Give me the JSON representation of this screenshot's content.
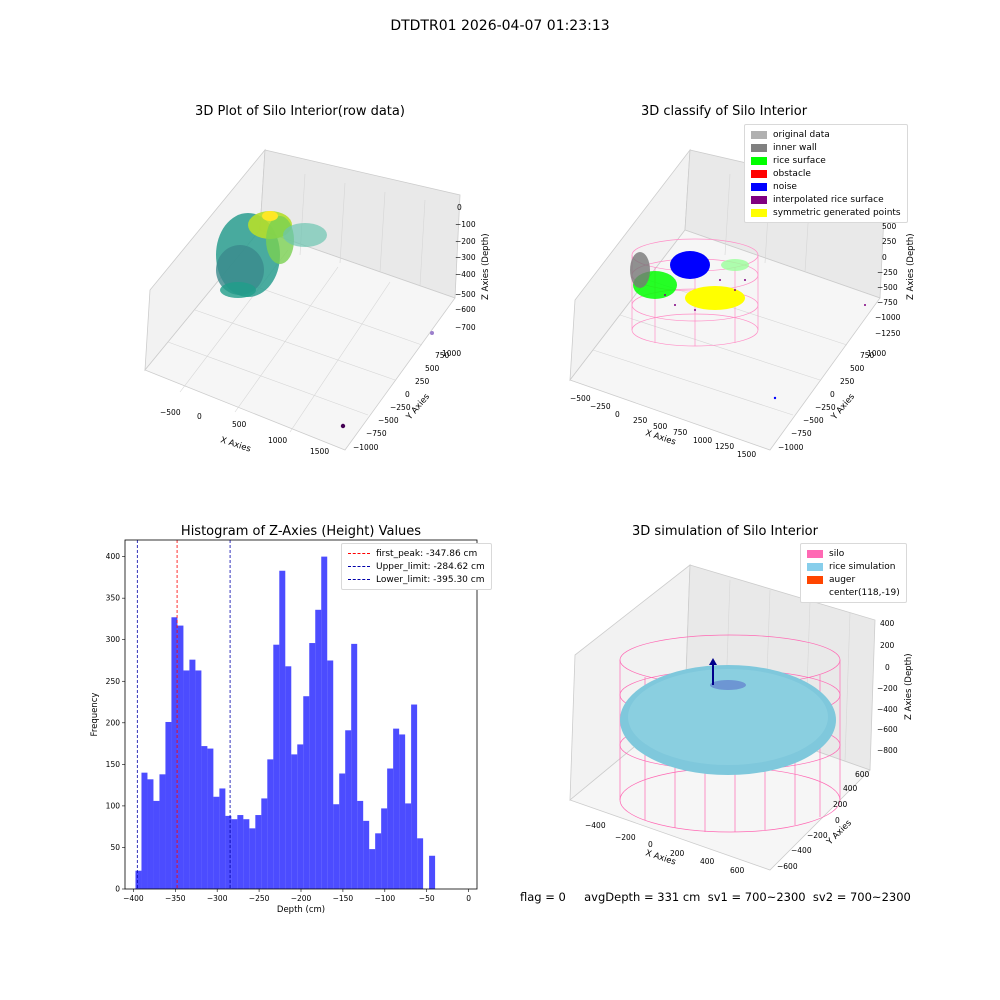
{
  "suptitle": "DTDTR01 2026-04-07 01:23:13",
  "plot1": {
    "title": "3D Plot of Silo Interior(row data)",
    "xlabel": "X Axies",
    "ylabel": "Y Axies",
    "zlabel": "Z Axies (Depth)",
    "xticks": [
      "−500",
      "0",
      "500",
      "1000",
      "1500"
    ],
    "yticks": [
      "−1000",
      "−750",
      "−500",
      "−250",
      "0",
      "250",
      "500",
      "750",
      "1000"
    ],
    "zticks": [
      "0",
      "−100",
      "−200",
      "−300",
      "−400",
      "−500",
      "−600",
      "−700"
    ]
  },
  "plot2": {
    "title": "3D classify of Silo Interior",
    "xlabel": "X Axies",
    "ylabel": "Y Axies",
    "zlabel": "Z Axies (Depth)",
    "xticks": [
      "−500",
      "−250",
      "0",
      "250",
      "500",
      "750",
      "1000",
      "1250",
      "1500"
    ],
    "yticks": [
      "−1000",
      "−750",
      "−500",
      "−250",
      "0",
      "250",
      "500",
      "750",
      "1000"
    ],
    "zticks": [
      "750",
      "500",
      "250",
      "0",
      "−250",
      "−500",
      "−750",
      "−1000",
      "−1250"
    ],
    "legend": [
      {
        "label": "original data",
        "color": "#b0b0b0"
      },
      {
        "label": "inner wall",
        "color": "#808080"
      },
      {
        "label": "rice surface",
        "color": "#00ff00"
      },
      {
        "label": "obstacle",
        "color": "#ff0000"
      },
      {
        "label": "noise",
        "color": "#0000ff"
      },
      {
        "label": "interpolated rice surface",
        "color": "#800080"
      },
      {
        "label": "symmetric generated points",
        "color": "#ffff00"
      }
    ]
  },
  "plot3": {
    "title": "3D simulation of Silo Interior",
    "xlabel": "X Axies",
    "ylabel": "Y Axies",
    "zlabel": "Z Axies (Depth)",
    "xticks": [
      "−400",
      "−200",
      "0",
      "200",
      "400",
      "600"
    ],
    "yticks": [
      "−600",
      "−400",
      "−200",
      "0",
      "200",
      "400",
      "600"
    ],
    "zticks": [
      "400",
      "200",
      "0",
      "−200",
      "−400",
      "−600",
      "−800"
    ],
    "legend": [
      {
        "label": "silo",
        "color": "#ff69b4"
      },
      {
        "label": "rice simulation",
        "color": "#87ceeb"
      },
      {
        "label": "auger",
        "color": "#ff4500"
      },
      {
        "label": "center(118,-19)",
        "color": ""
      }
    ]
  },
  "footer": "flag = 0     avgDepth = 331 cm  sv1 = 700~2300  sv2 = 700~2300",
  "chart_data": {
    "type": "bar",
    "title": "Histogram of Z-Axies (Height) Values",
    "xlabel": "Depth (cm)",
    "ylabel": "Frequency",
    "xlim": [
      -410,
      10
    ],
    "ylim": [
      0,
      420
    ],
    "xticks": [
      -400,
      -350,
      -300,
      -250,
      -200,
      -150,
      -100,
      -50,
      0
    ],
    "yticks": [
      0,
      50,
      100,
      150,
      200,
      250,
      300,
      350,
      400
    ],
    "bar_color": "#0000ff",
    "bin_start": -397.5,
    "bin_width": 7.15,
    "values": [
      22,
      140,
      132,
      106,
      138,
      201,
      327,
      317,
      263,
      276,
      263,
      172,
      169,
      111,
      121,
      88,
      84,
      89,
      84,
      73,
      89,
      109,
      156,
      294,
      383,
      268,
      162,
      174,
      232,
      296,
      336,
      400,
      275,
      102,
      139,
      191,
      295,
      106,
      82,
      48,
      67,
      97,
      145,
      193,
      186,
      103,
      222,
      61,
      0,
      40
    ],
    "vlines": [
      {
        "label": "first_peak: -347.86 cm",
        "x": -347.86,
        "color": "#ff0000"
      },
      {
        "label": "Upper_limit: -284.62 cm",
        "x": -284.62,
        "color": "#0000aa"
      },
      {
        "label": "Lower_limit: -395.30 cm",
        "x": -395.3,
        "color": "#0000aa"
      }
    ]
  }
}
=====
| Task brief |
Repeat every record precisely. Any picture among them stays out of the copy.

| The answer |
Give me the JSON representation of this screenshot's content.
{
  "suptitle": "DTDTR01 2026-04-07 01:23:13",
  "plot1": {
    "title": "3D Plot of Silo Interior(row data)",
    "xlabel": "X Axies",
    "ylabel": "Y Axies",
    "zlabel": "Z Axies (Depth)",
    "xticks": [
      "−500",
      "0",
      "500",
      "1000",
      "1500"
    ],
    "yticks": [
      "−1000",
      "−750",
      "−500",
      "−250",
      "0",
      "250",
      "500",
      "750",
      "1000"
    ],
    "zticks": [
      "0",
      "−100",
      "−200",
      "−300",
      "−400",
      "−500",
      "−600",
      "−700"
    ]
  },
  "plot2": {
    "title": "3D classify of Silo Interior",
    "xlabel": "X Axies",
    "ylabel": "Y Axies",
    "zlabel": "Z Axies (Depth)",
    "xticks": [
      "−500",
      "−250",
      "0",
      "250",
      "500",
      "750",
      "1000",
      "1250",
      "1500"
    ],
    "yticks": [
      "−1000",
      "−750",
      "−500",
      "−250",
      "0",
      "250",
      "500",
      "750",
      "1000"
    ],
    "zticks": [
      "750",
      "500",
      "250",
      "0",
      "−250",
      "−500",
      "−750",
      "−1000",
      "−1250"
    ],
    "legend": [
      {
        "label": "original data",
        "color": "#b0b0b0"
      },
      {
        "label": "inner wall",
        "color": "#808080"
      },
      {
        "label": "rice surface",
        "color": "#00ff00"
      },
      {
        "label": "obstacle",
        "color": "#ff0000"
      },
      {
        "label": "noise",
        "color": "#0000ff"
      },
      {
        "label": "interpolated rice surface",
        "color": "#800080"
      },
      {
        "label": "symmetric generated points",
        "color": "#ffff00"
      }
    ]
  },
  "plot3": {
    "title": "3D simulation of Silo Interior",
    "xlabel": "X Axies",
    "ylabel": "Y Axies",
    "zlabel": "Z Axies (Depth)",
    "xticks": [
      "−400",
      "−200",
      "0",
      "200",
      "400",
      "600"
    ],
    "yticks": [
      "−600",
      "−400",
      "−200",
      "0",
      "200",
      "400",
      "600"
    ],
    "zticks": [
      "400",
      "200",
      "0",
      "−200",
      "−400",
      "−600",
      "−800"
    ],
    "legend": [
      {
        "label": "silo",
        "color": "#ff69b4"
      },
      {
        "label": "rice simulation",
        "color": "#87ceeb"
      },
      {
        "label": "auger",
        "color": "#ff4500"
      },
      {
        "label": "center(118,-19)",
        "color": ""
      }
    ]
  },
  "footer": "flag = 0     avgDepth = 331 cm  sv1 = 700~2300  sv2 = 700~2300",
  "chart_data": {
    "type": "bar",
    "title": "Histogram of Z-Axies (Height) Values",
    "xlabel": "Depth (cm)",
    "ylabel": "Frequency",
    "xlim": [
      -410,
      10
    ],
    "ylim": [
      0,
      420
    ],
    "xticks": [
      -400,
      -350,
      -300,
      -250,
      -200,
      -150,
      -100,
      -50,
      0
    ],
    "yticks": [
      0,
      50,
      100,
      150,
      200,
      250,
      300,
      350,
      400
    ],
    "bar_color": "#0000ff",
    "bin_start": -397.5,
    "bin_width": 7.15,
    "values": [
      22,
      140,
      132,
      106,
      138,
      201,
      327,
      317,
      263,
      276,
      263,
      172,
      169,
      111,
      121,
      88,
      84,
      89,
      84,
      73,
      89,
      109,
      156,
      294,
      383,
      268,
      162,
      174,
      232,
      296,
      336,
      400,
      275,
      102,
      139,
      191,
      295,
      106,
      82,
      48,
      67,
      97,
      145,
      193,
      186,
      103,
      222,
      61,
      0,
      40
    ],
    "vlines": [
      {
        "label": "first_peak: -347.86 cm",
        "x": -347.86,
        "color": "#ff0000"
      },
      {
        "label": "Upper_limit: -284.62 cm",
        "x": -284.62,
        "color": "#0000aa"
      },
      {
        "label": "Lower_limit: -395.30 cm",
        "x": -395.3,
        "color": "#0000aa"
      }
    ]
  }
}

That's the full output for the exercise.